• [EXERCISE DESCRIPTION]:
Which lines hold the word "少干计划"? Show each of them.
━━ DATA FOR THIS TASK ━━
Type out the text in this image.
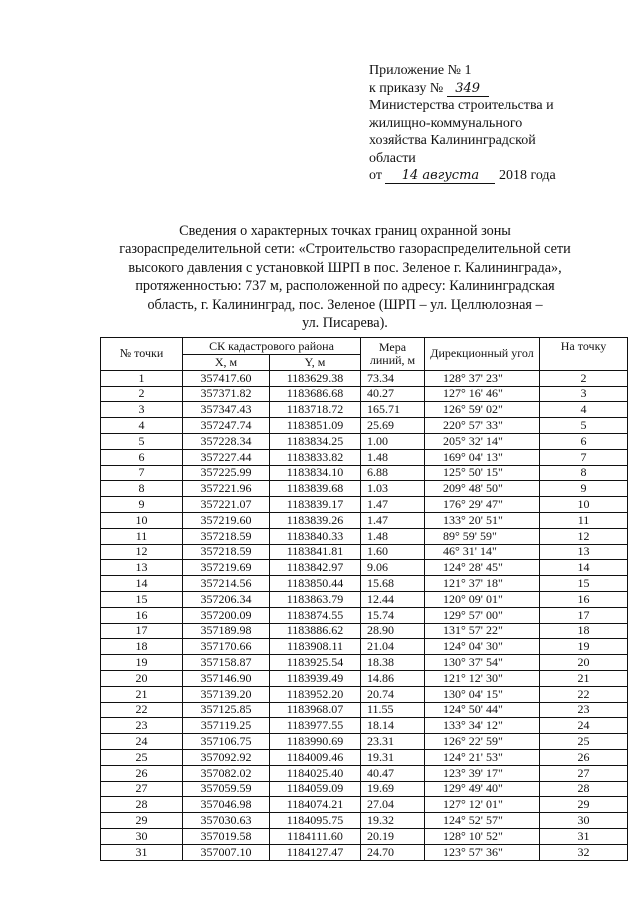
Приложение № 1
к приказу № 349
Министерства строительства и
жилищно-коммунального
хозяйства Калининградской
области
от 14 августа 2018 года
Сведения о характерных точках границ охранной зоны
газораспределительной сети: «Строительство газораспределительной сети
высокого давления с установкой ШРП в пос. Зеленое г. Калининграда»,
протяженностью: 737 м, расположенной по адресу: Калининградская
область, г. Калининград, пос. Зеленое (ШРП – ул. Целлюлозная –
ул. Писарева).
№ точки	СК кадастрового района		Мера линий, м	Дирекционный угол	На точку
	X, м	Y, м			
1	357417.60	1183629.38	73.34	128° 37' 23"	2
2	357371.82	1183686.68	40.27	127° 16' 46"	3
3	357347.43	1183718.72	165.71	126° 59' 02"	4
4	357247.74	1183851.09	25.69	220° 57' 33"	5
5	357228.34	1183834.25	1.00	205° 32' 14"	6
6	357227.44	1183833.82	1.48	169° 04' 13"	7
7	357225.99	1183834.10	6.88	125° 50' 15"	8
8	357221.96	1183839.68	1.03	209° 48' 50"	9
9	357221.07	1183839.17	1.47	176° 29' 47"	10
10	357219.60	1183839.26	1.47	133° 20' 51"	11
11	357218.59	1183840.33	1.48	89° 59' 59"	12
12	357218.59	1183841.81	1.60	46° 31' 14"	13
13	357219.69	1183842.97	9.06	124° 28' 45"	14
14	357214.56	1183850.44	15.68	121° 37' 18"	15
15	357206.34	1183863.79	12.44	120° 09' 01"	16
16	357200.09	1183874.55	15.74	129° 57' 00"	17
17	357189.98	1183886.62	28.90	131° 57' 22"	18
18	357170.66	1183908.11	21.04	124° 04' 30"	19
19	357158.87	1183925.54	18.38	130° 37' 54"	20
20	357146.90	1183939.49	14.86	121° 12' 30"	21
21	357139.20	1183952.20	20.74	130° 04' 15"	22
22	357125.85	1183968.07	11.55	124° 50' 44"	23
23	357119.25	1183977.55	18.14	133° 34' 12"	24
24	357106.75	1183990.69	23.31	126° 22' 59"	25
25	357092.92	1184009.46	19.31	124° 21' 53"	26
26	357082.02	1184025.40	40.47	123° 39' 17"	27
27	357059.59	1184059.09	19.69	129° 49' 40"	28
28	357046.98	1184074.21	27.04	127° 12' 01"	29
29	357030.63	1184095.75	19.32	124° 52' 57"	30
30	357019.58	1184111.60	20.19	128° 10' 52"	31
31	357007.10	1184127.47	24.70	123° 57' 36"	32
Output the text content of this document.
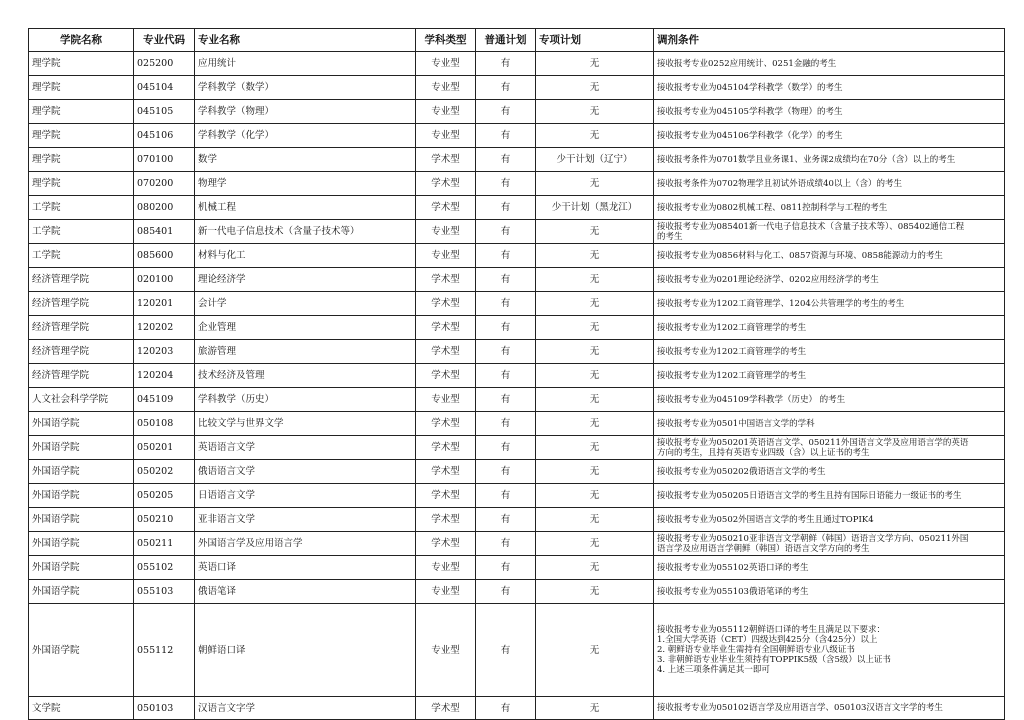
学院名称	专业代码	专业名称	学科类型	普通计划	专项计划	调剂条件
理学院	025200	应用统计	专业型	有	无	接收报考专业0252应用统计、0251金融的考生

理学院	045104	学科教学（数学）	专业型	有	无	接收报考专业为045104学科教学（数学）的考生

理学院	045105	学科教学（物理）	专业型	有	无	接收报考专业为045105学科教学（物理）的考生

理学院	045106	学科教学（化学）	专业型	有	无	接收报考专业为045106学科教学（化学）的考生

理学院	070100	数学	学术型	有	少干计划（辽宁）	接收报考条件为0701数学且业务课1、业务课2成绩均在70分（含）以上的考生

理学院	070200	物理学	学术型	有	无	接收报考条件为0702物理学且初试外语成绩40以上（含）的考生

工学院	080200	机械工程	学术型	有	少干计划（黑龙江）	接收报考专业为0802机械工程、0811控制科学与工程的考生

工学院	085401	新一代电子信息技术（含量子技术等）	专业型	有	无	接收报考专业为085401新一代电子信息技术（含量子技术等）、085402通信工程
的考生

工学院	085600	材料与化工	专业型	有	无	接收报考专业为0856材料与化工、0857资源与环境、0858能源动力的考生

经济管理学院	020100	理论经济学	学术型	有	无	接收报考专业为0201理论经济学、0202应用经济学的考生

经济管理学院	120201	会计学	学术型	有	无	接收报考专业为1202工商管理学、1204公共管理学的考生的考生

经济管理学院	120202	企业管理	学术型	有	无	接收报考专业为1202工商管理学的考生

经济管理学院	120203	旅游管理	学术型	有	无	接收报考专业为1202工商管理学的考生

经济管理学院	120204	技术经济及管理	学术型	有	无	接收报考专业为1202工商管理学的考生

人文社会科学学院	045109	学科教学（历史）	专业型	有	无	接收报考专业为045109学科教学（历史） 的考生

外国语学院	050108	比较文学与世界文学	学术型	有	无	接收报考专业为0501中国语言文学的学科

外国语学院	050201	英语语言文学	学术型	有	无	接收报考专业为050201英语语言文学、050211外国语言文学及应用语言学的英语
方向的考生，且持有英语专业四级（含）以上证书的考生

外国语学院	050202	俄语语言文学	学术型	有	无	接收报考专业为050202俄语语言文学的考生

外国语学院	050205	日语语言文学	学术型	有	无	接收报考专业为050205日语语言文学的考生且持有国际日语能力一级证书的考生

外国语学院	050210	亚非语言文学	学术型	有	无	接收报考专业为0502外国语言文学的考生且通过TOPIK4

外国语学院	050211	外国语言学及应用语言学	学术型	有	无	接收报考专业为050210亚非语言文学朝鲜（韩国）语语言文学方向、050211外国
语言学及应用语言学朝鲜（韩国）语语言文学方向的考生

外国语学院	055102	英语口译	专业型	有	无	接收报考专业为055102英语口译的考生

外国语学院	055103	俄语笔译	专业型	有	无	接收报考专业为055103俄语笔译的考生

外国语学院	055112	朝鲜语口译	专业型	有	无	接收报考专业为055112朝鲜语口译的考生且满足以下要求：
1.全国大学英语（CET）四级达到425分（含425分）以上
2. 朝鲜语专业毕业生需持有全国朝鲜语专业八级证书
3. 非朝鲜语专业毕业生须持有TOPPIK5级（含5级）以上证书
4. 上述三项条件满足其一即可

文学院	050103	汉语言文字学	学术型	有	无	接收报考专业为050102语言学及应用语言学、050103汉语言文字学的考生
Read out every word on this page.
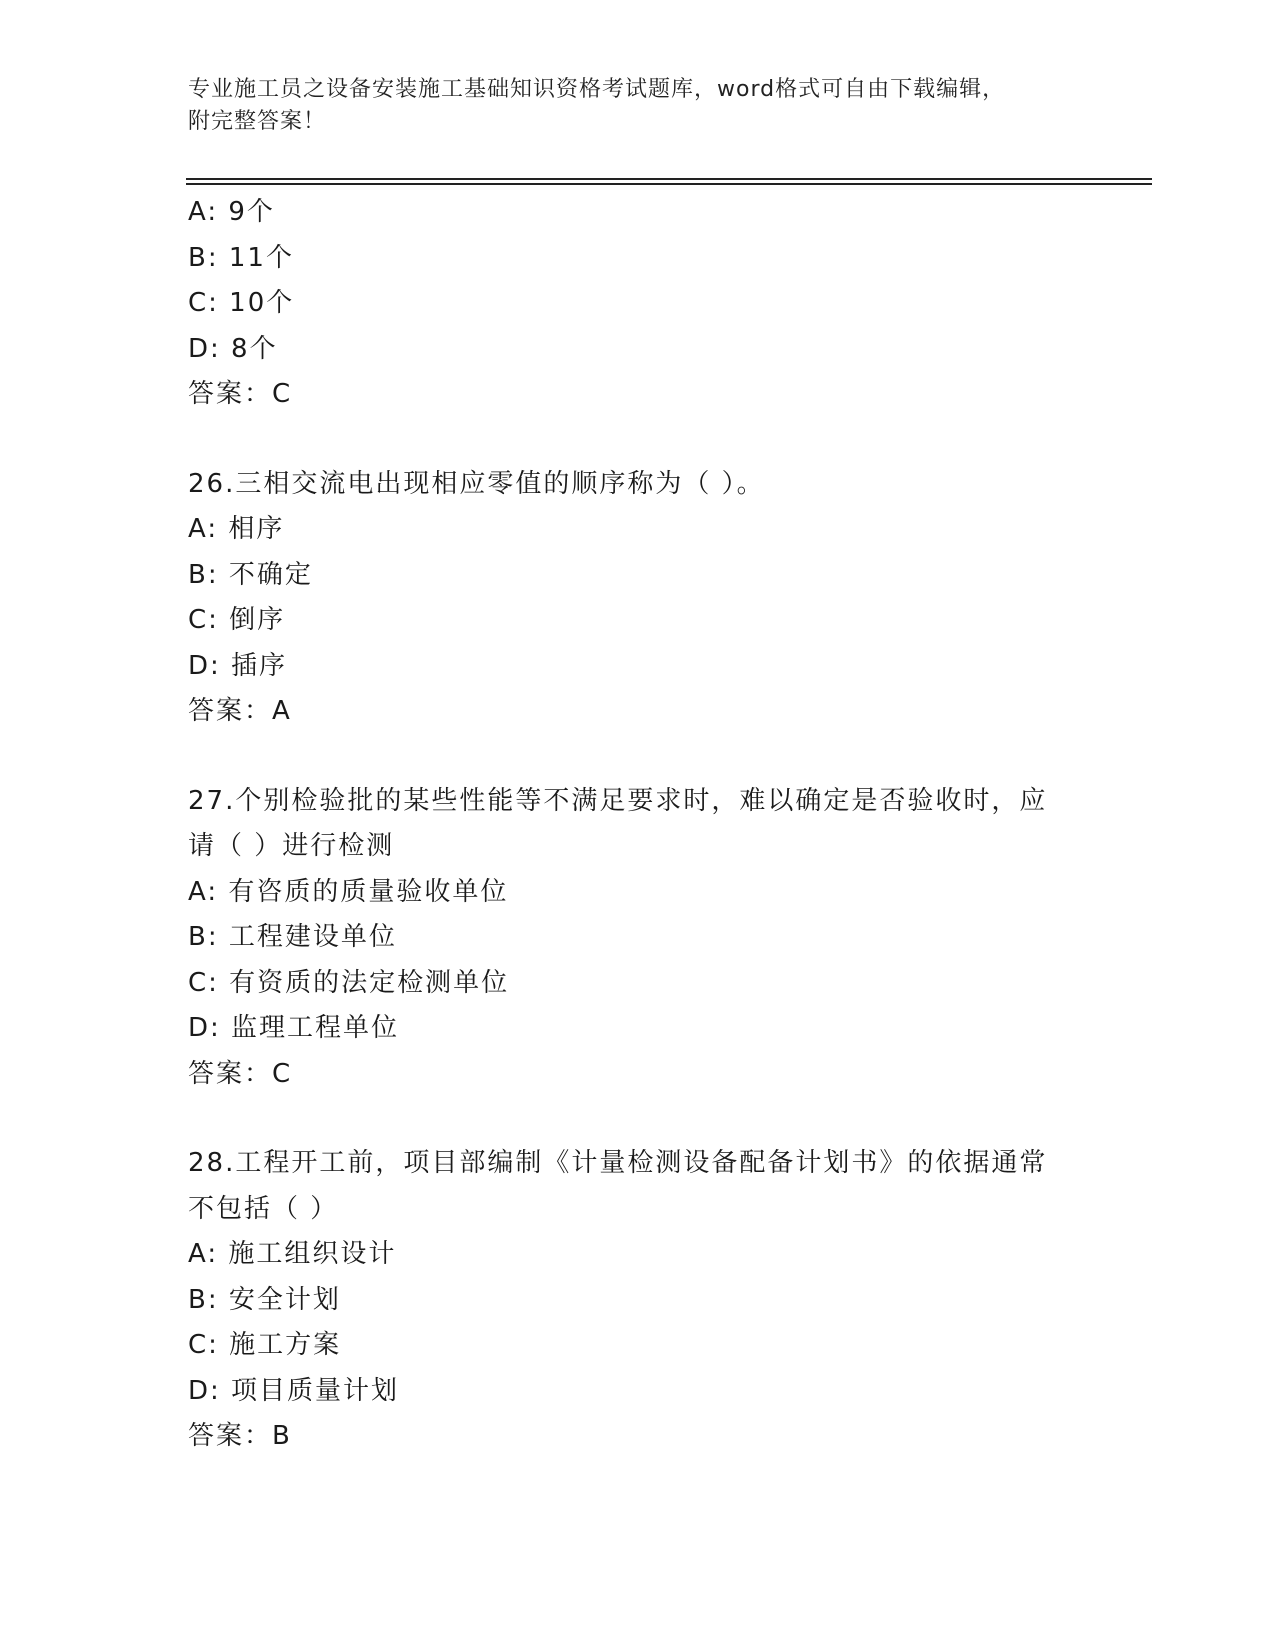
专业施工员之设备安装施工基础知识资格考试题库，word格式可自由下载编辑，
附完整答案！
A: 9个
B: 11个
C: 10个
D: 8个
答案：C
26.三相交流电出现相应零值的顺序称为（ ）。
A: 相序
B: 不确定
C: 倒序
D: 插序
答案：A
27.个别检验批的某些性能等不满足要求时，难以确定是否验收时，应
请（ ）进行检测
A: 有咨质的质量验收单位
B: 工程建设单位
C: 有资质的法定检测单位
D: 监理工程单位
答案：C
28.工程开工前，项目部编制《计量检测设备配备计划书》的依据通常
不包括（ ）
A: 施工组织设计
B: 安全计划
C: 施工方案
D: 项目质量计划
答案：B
━━━
• [CORRECT OUTPUT]:
理学院	070100	数学	学术型	有	少干计划（辽宁）	接收报考条件为0701数学且业务课1、业务课2成绩均在70分（含）以上的考生
工学院	080200	机械工程	学术型	有	少干计划（黑龙江）	接收报考专业为0802机械工程、0811控制科学与工程的考生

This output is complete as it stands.